Aim of the exercise
Could you copy every line from the material below in which "your" appears?

Task inputs
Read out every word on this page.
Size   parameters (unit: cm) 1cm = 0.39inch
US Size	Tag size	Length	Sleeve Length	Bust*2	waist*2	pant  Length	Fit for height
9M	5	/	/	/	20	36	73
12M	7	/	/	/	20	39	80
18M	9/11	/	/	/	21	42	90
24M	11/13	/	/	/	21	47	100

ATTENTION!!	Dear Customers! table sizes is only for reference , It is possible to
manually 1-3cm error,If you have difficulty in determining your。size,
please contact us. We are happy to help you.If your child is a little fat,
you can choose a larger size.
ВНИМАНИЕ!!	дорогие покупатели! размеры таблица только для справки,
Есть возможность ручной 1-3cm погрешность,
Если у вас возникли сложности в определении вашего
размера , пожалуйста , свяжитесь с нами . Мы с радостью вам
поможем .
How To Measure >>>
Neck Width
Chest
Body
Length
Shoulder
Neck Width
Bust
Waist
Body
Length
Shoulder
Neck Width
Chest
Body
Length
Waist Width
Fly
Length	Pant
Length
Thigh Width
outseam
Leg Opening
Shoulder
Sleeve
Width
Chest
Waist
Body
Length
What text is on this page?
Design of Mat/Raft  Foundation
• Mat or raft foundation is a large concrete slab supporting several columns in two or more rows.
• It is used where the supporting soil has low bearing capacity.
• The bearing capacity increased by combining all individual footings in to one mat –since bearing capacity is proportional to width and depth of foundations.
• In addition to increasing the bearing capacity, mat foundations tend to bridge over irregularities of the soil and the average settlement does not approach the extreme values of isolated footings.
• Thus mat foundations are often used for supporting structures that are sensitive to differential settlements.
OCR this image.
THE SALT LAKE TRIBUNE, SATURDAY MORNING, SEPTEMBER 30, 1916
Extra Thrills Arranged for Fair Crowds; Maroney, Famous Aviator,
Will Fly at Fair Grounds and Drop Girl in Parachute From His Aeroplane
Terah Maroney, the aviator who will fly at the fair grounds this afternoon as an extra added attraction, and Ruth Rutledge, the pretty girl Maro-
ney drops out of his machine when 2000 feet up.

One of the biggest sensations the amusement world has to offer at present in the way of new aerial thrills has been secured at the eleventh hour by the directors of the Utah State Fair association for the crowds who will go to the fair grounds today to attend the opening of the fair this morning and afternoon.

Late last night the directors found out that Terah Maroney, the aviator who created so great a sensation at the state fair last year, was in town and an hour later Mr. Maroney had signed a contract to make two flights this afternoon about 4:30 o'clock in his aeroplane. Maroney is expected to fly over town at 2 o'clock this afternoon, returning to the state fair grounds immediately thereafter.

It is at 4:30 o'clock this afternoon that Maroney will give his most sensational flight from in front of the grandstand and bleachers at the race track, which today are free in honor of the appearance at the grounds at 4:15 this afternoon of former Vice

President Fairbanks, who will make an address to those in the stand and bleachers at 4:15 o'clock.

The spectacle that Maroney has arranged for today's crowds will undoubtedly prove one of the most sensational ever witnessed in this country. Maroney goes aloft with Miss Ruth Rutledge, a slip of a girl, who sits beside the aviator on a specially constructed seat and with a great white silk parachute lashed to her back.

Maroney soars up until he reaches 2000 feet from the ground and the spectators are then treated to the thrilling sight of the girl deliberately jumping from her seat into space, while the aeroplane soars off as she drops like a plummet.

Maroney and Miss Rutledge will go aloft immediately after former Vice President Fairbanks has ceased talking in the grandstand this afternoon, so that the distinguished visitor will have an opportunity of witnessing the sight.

Written reply
manually 1-3cm error,If you have difficulty in determining your。size,
please contact us. We are happy to help you.If your child is a little fat,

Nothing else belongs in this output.